Every line of the material below should be repeated exactly.

** BEGIN Entries **

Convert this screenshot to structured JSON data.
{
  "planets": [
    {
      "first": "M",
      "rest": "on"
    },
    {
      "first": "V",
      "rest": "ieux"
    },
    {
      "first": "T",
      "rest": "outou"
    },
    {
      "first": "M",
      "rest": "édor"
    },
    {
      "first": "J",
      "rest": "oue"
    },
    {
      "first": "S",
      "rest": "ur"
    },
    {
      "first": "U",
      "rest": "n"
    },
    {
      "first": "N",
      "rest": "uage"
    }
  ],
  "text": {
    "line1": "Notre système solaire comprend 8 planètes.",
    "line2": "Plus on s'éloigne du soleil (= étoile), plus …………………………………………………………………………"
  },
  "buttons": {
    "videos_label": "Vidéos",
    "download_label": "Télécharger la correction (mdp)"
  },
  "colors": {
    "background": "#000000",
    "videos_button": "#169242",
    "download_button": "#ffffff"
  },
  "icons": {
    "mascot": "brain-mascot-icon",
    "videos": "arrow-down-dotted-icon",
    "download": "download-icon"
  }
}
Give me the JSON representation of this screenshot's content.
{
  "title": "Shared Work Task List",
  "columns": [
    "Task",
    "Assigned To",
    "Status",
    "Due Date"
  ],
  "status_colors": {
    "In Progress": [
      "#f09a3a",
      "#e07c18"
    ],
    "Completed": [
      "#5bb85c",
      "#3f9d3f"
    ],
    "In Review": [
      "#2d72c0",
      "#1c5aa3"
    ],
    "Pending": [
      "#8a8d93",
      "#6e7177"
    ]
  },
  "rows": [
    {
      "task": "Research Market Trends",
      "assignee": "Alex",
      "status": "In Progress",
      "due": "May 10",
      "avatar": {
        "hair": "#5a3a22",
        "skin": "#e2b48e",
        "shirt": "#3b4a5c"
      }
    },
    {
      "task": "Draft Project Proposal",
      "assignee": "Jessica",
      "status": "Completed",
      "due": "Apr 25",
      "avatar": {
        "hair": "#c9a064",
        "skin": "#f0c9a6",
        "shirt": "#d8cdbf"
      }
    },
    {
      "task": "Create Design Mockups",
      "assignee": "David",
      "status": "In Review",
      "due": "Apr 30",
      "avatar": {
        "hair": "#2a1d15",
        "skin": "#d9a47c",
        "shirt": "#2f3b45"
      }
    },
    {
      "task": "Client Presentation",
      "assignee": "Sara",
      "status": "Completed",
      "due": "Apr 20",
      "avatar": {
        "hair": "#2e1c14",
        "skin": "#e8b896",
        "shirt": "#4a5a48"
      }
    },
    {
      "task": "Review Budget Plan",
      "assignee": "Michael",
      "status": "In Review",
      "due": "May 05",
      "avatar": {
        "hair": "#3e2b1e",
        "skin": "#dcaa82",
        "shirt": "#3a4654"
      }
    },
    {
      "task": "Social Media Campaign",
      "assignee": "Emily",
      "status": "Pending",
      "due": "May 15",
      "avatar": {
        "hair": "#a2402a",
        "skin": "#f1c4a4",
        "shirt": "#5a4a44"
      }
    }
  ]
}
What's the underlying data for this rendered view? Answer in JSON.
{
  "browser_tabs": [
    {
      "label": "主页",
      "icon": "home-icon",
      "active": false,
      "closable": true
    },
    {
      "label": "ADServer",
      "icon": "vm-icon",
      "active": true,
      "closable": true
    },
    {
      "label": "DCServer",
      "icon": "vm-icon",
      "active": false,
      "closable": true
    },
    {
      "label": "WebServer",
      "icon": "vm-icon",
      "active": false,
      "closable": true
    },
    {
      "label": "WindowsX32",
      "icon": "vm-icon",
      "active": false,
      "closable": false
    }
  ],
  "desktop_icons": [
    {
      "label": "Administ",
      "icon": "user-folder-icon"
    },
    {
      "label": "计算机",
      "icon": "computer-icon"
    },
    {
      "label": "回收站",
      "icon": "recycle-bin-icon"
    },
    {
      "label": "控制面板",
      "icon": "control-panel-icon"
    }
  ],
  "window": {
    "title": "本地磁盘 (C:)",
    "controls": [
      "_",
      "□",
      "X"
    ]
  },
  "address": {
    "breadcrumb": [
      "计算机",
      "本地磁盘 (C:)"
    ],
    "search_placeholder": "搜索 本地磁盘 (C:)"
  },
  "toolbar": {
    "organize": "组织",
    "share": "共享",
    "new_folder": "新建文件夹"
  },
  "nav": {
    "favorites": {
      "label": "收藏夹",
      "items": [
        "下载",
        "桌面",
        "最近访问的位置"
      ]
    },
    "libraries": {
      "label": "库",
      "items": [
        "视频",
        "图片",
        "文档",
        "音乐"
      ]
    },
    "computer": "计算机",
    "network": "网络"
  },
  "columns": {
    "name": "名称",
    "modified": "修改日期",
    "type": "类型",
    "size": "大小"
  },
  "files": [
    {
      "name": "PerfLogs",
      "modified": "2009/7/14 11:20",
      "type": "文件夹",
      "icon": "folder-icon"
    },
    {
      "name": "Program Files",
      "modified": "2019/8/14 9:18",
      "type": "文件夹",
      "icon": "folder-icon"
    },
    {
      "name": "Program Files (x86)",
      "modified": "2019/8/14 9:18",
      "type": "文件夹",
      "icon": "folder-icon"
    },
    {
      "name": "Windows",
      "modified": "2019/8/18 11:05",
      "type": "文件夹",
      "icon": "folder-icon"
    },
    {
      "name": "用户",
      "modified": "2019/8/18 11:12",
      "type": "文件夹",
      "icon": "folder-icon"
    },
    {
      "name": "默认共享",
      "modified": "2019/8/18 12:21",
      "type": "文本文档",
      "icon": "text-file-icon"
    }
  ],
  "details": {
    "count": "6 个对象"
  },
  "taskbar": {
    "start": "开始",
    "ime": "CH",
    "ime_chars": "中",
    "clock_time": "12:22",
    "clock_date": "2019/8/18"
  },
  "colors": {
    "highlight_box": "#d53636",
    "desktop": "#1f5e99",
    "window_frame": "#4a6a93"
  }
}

** END Entries **

- _Problem solution_
Convert this screenshot to structured JSON data.
{
  "planets": [
    {
      "first": "M",
      "rest": "on"
    },
    {
      "first": "V",
      "rest": "ieux"
    },
    {
      "first": "T",
      "rest": "outou"
    },
    {
      "first": "M",
      "rest": "édor"
    },
    {
      "first": "J",
      "rest": "oue"
    },
    {
      "first": "S",
      "rest": "ur"
    },
    {
      "first": "U",
      "rest": "n"
    },
    {
      "first": "N",
      "rest": "uage"
    }
  ],
  "text": {
    "line1": "Notre système solaire comprend 8 planètes.",
    "line2": "Plus on s'éloigne du soleil (= étoile), plus …………………………………………………………………………"
  },
  "buttons": {
    "videos_label": "Vidéos",
    "download_label": "Télécharger la correction (mdp)"
  },
  "colors": {
    "background": "#000000",
    "videos_button": "#169242",
    "download_button": "#ffffff"
  },
  "icons": {
    "mascot": "brain-mascot-icon",
    "videos": "arrow-down-dotted-icon",
    "download": "download-icon"
  }
}
Give me the JSON representation of this screenshot's content.
{
  "title": "Shared Work Task List",
  "columns": [
    "Task",
    "Assigned To",
    "Status",
    "Due Date"
  ],
  "status_colors": {
    "In Progress": [
      "#f09a3a",
      "#e07c18"
    ],
    "Completed": [
      "#5bb85c",
      "#3f9d3f"
    ],
    "In Review": [
      "#2d72c0",
      "#1c5aa3"
    ],
    "Pending": [
      "#8a8d93",
      "#6e7177"
    ]
  },
  "rows": [
    {
      "task": "Research Market Trends",
      "assignee": "Alex",
      "status": "In Progress",
      "due": "May 10",
      "avatar": {
        "hair": "#5a3a22",
        "skin": "#e2b48e",
        "shirt": "#3b4a5c"
      }
    },
    {
      "task": "Draft Project Proposal",
      "assignee": "Jessica",
      "status": "Completed",
      "due": "Apr 25",
      "avatar": {
        "hair": "#c9a064",
        "skin": "#f0c9a6",
        "shirt": "#d8cdbf"
      }
    },
    {
      "task": "Create Design Mockups",
      "assignee": "David",
      "status": "In Review",
      "due": "Apr 30",
      "avatar": {
        "hair": "#2a1d15",
        "skin": "#d9a47c",
        "shirt": "#2f3b45"
      }
    },
    {
      "task": "Client Presentation",
      "assignee": "Sara",
      "status": "Completed",
      "due": "Apr 20",
      "avatar": {
        "hair": "#2e1c14",
        "skin": "#e8b896",
        "shirt": "#4a5a48"
      }
    },
    {
      "task": "Review Budget Plan",
      "assignee": "Michael",
      "status": "In Review",
      "due": "May 05",
      "avatar": {
        "hair": "#3e2b1e",
        "skin": "#dcaa82",
        "shirt": "#3a4654"
      }
    },
    {
      "task": "Social Media Campaign",
      "assignee": "Emily",
      "status": "Pending",
      "due": "May 15",
      "avatar": {
        "hair": "#a2402a",
        "skin": "#f1c4a4",
        "shirt": "#5a4a44"
      }
    }
  ]
}
What's the underlying data for this rendered view? Answer in JSON.
{
  "browser_tabs": [
    {
      "label": "主页",
      "icon": "home-icon",
      "active": false,
      "closable": true
    },
    {
      "label": "ADServer",
      "icon": "vm-icon",
      "active": true,
      "closable": true
    },
    {
      "label": "DCServer",
      "icon": "vm-icon",
      "active": false,
      "closable": true
    },
    {
      "label": "WebServer",
      "icon": "vm-icon",
      "active": false,
      "closable": true
    },
    {
      "label": "WindowsX32",
      "icon": "vm-icon",
      "active": false,
      "closable": false
    }
  ],
  "desktop_icons": [
    {
      "label": "Administ",
      "icon": "user-folder-icon"
    },
    {
      "label": "计算机",
      "icon": "computer-icon"
    },
    {
      "label": "回收站",
      "icon": "recycle-bin-icon"
    },
    {
      "label": "控制面板",
      "icon": "control-panel-icon"
    }
  ],
  "window": {
    "title": "本地磁盘 (C:)",
    "controls": [
      "_",
      "□",
      "X"
    ]
  },
  "address": {
    "breadcrumb": [
      "计算机",
      "本地磁盘 (C:)"
    ],
    "search_placeholder": "搜索 本地磁盘 (C:)"
  },
  "toolbar": {
    "organize": "组织",
    "share": "共享",
    "new_folder": "新建文件夹"
  },
  "nav": {
    "favorites": {
      "label": "收藏夹",
      "items": [
        "下载",
        "桌面",
        "最近访问的位置"
      ]
    },
    "libraries": {
      "label": "库",
      "items": [
        "视频",
        "图片",
        "文档",
        "音乐"
      ]
    },
    "computer": "计算机",
    "network": "网络"
  },
  "columns": {
    "name": "名称",
    "modified": "修改日期",
    "type": "类型",
    "size": "大小"
  },
  "files": [
    {
      "name": "PerfLogs",
      "modified": "2009/7/14 11:20",
      "type": "文件夹",
      "icon": "folder-icon"
    },
    {
      "name": "Program Files",
      "modified": "2019/8/14 9:18",
      "type": "文件夹",
      "icon": "folder-icon"
    },
    {
      "name": "Program Files (x86)",
      "modified": "2019/8/14 9:18",
      "type": "文件夹",
      "icon": "folder-icon"
    },
    {
      "name": "Windows",
      "modified": "2019/8/18 11:05",
      "type": "文件夹",
      "icon": "folder-icon"
    },
    {
      "name": "用户",
      "modified": "2019/8/18 11:12",
      "type": "文件夹",
      "icon": "folder-icon"
    },
    {
      "name": "默认共享",
      "modified": "2019/8/18 12:21",
      "type": "文本文档",
      "icon": "text-file-icon"
    }
  ],
  "details": {
    "count": "6 个对象"
  },
  "taskbar": {
    "start": "开始",
    "ime": "CH",
    "ime_chars": "中",
    "clock_time": "12:22",
    "clock_date": "2019/8/18"
  },
  "colors": {
    "highlight_box": "#d53636",
    "desktop": "#1f5e99",
    "window_frame": "#4a6a93"
  }
}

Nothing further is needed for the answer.